§ Given instruction:
Copy out each line below exactly as it appears.

#### Extracted records ####

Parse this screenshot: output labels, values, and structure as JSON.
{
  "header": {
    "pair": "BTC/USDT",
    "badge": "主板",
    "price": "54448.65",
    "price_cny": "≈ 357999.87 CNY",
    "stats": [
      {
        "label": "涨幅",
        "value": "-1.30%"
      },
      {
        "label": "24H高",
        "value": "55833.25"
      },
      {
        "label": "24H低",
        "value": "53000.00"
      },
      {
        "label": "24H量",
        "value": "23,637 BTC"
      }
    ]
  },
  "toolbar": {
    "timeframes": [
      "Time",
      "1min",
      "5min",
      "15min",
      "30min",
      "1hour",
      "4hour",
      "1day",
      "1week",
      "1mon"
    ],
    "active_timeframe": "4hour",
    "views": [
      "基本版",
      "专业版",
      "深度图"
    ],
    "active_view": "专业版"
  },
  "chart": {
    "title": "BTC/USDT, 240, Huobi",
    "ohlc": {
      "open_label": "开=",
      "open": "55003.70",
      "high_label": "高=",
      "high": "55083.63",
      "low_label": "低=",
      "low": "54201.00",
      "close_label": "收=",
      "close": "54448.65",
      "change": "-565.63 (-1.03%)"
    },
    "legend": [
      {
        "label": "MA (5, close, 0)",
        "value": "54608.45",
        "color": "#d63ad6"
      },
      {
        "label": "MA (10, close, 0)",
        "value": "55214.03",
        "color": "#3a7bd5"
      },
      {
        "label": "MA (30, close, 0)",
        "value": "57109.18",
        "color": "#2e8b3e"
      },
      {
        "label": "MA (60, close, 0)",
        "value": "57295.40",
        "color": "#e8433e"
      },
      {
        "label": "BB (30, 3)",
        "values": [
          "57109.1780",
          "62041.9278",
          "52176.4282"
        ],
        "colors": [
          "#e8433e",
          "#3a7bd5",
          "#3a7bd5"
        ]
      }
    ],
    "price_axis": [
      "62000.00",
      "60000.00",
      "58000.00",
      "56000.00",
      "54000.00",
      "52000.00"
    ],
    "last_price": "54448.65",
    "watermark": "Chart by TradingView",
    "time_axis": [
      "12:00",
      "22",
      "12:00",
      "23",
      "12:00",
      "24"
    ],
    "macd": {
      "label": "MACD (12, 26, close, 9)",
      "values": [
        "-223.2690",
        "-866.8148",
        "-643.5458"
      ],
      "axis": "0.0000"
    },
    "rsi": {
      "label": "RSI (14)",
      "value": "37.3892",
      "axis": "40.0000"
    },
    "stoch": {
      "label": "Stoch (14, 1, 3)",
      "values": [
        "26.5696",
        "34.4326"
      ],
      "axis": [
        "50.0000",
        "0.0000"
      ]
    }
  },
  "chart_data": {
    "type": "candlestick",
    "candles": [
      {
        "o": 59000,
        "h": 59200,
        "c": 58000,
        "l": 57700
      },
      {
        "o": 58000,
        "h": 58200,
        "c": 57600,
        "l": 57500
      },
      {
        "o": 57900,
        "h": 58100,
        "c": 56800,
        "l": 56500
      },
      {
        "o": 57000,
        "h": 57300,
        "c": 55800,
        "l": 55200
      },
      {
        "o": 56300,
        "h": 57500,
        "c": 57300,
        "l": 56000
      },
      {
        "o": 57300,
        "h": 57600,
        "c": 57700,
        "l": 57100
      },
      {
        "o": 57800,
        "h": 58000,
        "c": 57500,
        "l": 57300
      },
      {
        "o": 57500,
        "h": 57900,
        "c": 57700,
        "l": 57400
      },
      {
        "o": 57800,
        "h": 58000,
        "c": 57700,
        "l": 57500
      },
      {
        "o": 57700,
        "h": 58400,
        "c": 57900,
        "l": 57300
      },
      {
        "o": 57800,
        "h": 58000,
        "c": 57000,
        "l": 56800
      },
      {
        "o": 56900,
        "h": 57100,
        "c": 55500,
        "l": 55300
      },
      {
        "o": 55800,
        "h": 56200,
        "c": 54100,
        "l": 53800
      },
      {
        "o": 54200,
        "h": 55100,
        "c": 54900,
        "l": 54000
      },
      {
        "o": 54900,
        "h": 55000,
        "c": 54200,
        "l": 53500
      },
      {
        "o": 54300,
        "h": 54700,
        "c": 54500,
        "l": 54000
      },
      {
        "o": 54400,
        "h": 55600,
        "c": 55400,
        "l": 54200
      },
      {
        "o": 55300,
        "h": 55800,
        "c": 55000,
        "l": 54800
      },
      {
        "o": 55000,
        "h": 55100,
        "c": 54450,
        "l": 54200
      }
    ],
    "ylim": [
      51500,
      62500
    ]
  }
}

####

§ Result of the task:
Parse this screenshot: output labels, values, and structure as JSON.
{
  "header": {
    "pair": "BTC/USDT",
    "badge": "主板",
    "price": "54448.65",
    "price_cny": "≈ 357999.87 CNY",
    "stats": [
      {
        "label": "涨幅",
        "value": "-1.30%"
      },
      {
        "label": "24H高",
        "value": "55833.25"
      },
      {
        "label": "24H低",
        "value": "53000.00"
      },
      {
        "label": "24H量",
        "value": "23,637 BTC"
      }
    ]
  },
  "toolbar": {
    "timeframes": [
      "Time",
      "1min",
      "5min",
      "15min",
      "30min",
      "1hour",
      "4hour",
      "1day",
      "1week",
      "1mon"
    ],
    "active_timeframe": "4hour",
    "views": [
      "基本版",
      "专业版",
      "深度图"
    ],
    "active_view": "专业版"
  },
  "chart": {
    "title": "BTC/USDT, 240, Huobi",
    "ohlc": {
      "open_label": "开=",
      "open": "55003.70",
      "high_label": "高=",
      "high": "55083.63",
      "low_label": "低=",
      "low": "54201.00",
      "close_label": "收=",
      "close": "54448.65",
      "change": "-565.63 (-1.03%)"
    },
    "legend": [
      {
        "label": "MA (5, close, 0)",
        "value": "54608.45",
        "color": "#d63ad6"
      },
      {
        "label": "MA (10, close, 0)",
        "value": "55214.03",
        "color": "#3a7bd5"
      },
      {
        "label": "MA (30, close, 0)",
        "value": "57109.18",
        "color": "#2e8b3e"
      },
      {
        "label": "MA (60, close, 0)",
        "value": "57295.40",
        "color": "#e8433e"
      },
      {
        "label": "BB (30, 3)",
        "values": [
          "57109.1780",
          "62041.9278",
          "52176.4282"
        ],
        "colors": [
          "#e8433e",
          "#3a7bd5",
          "#3a7bd5"
        ]
      }
    ],
    "price_axis": [
      "62000.00",
      "60000.00",
      "58000.00",
      "56000.00",
      "54000.00",
      "52000.00"
    ],
    "last_price": "54448.65",
    "watermark": "Chart by TradingView",
    "time_axis": [
      "12:00",
      "22",
      "12:00",
      "23",
      "12:00",
      "24"
    ],
    "macd": {
      "label": "MACD (12, 26, close, 9)",
      "values": [
        "-223.2690",
        "-866.8148",
        "-643.5458"
      ],
      "axis": "0.0000"
    },
    "rsi": {
      "label": "RSI (14)",
      "value": "37.3892",
      "axis": "40.0000"
    },
    "stoch": {
      "label": "Stoch (14, 1, 3)",
      "values": [
        "26.5696",
        "34.4326"
      ],
      "axis": [
        "50.0000",
        "0.0000"
      ]
    }
  },
  "chart_data": {
    "type": "candlestick",
    "candles": [
      {
        "o": 59000,
        "h": 59200,
        "c": 58000,
        "l": 57700
      },
      {
        "o": 58000,
        "h": 58200,
        "c": 57600,
        "l": 57500
      },
      {
        "o": 57900,
        "h": 58100,
        "c": 56800,
        "l": 56500
      },
      {
        "o": 57000,
        "h": 57300,
        "c": 55800,
        "l": 55200
      },
      {
        "o": 56300,
        "h": 57500,
        "c": 57300,
        "l": 56000
      },
      {
        "o": 57300,
        "h": 57600,
        "c": 57700,
        "l": 57100
      },
      {
        "o": 57800,
        "h": 58000,
        "c": 57500,
        "l": 57300
      },
      {
        "o": 57500,
        "h": 57900,
        "c": 57700,
        "l": 57400
      },
      {
        "o": 57800,
        "h": 58000,
        "c": 57700,
        "l": 57500
      },
      {
        "o": 57700,
        "h": 58400,
        "c": 57900,
        "l": 57300
      },
      {
        "o": 57800,
        "h": 58000,
        "c": 57000,
        "l": 56800
      },
      {
        "o": 56900,
        "h": 57100,
        "c": 55500,
        "l": 55300
      },
      {
        "o": 55800,
        "h": 56200,
        "c": 54100,
        "l": 53800
      },
      {
        "o": 54200,
        "h": 55100,
        "c": 54900,
        "l": 54000
      },
      {
        "o": 54900,
        "h": 55000,
        "c": 54200,
        "l": 53500
      },
      {
        "o": 54300,
        "h": 54700,
        "c": 54500,
        "l": 54000
      },
      {
        "o": 54400,
        "h": 55600,
        "c": 55400,
        "l": 54200
      },
      {
        "o": 55300,
        "h": 55800,
        "c": 55000,
        "l": 54800
      },
      {
        "o": 55000,
        "h": 55100,
        "c": 54450,
        "l": 54200
      }
    ],
    "ylim": [
      51500,
      62500
    ]
  }
}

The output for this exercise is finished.